### [What the task asks]
Return all lines with the word "type" in them.

## begin

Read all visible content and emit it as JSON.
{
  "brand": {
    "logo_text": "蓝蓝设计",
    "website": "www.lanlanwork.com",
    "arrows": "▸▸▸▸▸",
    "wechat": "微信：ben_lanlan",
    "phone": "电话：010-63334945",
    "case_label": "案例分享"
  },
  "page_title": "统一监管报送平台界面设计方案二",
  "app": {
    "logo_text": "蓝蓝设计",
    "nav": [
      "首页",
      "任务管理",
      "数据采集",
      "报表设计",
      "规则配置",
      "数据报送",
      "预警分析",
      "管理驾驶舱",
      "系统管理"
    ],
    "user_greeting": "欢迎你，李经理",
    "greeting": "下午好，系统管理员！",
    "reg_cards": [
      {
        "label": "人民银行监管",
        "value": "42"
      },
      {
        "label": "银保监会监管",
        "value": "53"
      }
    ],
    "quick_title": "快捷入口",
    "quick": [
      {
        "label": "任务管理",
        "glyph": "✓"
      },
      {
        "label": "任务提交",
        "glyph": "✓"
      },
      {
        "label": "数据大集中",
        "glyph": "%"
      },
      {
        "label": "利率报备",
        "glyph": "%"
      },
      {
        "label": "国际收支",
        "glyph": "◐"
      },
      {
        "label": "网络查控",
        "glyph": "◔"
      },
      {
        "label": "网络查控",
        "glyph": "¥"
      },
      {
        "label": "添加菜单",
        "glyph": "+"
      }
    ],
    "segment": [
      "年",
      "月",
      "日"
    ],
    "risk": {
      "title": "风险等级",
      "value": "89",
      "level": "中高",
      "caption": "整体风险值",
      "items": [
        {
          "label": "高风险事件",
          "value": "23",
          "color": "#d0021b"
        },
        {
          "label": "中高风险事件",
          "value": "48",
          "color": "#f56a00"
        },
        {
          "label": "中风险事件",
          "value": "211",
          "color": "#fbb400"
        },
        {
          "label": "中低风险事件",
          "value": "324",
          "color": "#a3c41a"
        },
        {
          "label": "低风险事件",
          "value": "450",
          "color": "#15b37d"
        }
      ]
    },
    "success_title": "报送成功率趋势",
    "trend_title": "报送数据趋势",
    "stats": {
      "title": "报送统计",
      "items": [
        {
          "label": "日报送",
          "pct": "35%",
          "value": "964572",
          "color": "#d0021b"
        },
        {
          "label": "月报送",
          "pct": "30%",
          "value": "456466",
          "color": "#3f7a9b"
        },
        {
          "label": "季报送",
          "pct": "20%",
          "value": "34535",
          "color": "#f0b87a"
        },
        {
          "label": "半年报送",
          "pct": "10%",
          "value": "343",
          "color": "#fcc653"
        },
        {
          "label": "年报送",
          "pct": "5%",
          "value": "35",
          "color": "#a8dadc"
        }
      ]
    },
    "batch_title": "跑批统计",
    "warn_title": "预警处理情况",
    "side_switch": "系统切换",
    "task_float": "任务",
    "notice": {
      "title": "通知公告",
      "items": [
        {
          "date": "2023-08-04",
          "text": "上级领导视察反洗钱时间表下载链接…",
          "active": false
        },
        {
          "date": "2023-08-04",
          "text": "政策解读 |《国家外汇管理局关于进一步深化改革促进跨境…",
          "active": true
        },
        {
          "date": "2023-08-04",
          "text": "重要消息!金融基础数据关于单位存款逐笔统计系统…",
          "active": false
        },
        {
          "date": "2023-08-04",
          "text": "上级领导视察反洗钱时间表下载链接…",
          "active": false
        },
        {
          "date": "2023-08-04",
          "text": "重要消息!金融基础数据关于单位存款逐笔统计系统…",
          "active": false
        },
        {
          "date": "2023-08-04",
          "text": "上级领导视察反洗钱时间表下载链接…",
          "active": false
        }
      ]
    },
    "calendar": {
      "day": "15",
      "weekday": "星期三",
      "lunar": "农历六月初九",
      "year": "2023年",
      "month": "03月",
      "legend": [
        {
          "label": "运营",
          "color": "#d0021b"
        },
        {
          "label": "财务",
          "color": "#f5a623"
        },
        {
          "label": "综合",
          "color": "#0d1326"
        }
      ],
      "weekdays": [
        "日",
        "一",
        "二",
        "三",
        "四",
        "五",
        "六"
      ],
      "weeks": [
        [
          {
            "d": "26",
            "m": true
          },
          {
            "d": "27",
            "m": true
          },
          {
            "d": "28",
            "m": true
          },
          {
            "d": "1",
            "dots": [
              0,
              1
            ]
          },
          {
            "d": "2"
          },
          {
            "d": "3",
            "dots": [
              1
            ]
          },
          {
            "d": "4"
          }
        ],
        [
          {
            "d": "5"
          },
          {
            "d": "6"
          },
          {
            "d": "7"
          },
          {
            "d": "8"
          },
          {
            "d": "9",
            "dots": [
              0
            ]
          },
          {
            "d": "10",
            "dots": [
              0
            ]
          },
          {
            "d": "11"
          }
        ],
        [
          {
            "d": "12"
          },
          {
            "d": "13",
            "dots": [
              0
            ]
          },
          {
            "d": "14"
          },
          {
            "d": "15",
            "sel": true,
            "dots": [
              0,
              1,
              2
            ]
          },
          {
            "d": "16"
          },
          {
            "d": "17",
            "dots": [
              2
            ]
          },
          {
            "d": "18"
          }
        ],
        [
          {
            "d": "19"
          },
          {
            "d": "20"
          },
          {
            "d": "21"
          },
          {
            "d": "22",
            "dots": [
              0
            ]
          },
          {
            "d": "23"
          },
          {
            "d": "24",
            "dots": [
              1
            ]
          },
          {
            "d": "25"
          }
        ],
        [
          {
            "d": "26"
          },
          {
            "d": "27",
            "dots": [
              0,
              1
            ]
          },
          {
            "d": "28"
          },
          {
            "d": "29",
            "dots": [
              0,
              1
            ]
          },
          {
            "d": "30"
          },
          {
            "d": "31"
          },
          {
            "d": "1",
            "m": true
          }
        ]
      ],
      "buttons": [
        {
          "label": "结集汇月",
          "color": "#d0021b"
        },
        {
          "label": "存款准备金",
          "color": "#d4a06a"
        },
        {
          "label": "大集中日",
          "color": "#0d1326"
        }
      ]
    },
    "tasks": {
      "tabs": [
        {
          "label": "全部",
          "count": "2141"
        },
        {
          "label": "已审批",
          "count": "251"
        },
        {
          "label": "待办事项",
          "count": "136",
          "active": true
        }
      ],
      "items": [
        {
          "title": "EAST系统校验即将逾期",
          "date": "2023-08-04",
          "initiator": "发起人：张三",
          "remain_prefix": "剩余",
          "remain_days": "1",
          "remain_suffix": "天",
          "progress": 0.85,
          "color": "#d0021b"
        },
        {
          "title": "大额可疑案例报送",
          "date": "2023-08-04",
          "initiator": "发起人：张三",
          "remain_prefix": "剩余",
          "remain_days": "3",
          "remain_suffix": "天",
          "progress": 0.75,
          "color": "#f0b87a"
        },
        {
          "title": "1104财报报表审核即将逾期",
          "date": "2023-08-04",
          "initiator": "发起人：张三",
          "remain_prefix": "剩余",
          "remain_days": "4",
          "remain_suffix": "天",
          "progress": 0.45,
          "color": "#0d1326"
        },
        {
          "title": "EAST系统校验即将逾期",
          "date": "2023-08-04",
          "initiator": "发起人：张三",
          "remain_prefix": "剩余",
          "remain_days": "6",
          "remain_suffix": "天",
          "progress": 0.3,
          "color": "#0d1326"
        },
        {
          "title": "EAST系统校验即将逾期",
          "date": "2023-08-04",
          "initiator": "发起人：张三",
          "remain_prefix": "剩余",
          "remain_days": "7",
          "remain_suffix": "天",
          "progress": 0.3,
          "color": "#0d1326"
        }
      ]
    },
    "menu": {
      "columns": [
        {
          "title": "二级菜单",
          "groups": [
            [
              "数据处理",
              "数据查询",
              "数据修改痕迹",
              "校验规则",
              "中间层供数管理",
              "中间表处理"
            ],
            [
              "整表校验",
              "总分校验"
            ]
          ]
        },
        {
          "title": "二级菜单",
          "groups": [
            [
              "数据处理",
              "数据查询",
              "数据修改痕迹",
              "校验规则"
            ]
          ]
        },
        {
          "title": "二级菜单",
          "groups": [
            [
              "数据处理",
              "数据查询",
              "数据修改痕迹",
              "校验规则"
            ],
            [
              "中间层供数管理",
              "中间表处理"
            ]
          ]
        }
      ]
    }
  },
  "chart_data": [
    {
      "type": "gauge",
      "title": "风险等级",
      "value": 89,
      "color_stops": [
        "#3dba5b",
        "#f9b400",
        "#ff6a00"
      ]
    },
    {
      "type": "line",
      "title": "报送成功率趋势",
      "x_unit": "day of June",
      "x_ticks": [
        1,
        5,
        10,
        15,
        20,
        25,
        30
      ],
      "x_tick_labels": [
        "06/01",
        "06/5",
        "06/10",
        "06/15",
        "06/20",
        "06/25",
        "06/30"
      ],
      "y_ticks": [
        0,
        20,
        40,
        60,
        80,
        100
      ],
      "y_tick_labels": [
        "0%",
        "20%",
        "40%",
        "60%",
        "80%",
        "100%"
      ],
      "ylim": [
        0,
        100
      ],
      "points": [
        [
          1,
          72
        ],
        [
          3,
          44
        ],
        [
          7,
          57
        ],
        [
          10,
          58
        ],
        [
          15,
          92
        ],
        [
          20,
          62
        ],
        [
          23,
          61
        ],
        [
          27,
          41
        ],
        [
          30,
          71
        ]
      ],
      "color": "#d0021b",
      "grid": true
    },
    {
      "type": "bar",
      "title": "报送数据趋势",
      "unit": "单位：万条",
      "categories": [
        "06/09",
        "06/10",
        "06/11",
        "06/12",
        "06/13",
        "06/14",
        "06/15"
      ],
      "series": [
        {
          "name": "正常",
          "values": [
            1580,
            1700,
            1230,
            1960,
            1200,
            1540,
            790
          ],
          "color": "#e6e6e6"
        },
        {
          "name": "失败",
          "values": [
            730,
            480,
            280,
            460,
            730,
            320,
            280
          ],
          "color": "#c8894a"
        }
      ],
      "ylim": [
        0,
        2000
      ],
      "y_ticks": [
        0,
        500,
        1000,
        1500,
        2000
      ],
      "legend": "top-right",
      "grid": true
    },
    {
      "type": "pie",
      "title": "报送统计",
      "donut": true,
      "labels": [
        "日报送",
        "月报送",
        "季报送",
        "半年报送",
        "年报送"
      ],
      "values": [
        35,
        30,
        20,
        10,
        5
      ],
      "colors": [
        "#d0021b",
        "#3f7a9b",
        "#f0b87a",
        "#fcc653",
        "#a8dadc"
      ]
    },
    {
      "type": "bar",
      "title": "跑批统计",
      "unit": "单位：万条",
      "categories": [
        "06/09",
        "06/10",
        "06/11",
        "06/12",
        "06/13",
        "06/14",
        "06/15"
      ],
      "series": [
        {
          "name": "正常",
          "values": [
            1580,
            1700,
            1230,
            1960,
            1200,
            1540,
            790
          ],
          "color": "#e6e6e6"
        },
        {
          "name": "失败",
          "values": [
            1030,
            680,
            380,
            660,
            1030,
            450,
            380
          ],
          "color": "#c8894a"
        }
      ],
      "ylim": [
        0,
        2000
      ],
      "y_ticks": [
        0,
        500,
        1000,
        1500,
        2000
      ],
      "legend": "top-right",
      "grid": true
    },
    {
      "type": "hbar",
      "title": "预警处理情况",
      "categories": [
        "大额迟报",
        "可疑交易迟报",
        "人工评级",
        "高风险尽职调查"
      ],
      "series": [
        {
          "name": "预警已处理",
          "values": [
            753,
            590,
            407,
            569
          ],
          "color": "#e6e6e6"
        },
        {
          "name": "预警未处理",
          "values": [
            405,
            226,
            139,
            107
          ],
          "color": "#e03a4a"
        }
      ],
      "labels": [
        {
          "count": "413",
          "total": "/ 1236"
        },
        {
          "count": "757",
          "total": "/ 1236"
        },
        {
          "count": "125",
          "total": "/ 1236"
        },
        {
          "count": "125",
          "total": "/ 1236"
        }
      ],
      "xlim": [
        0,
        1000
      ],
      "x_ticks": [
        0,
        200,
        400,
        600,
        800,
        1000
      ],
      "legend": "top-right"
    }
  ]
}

## end

### [Answer to the problem]
      "type": "gauge",
      "type": "line",
      "type": "bar",
      "type": "pie",
      "type": "bar",
      "type": "hbar",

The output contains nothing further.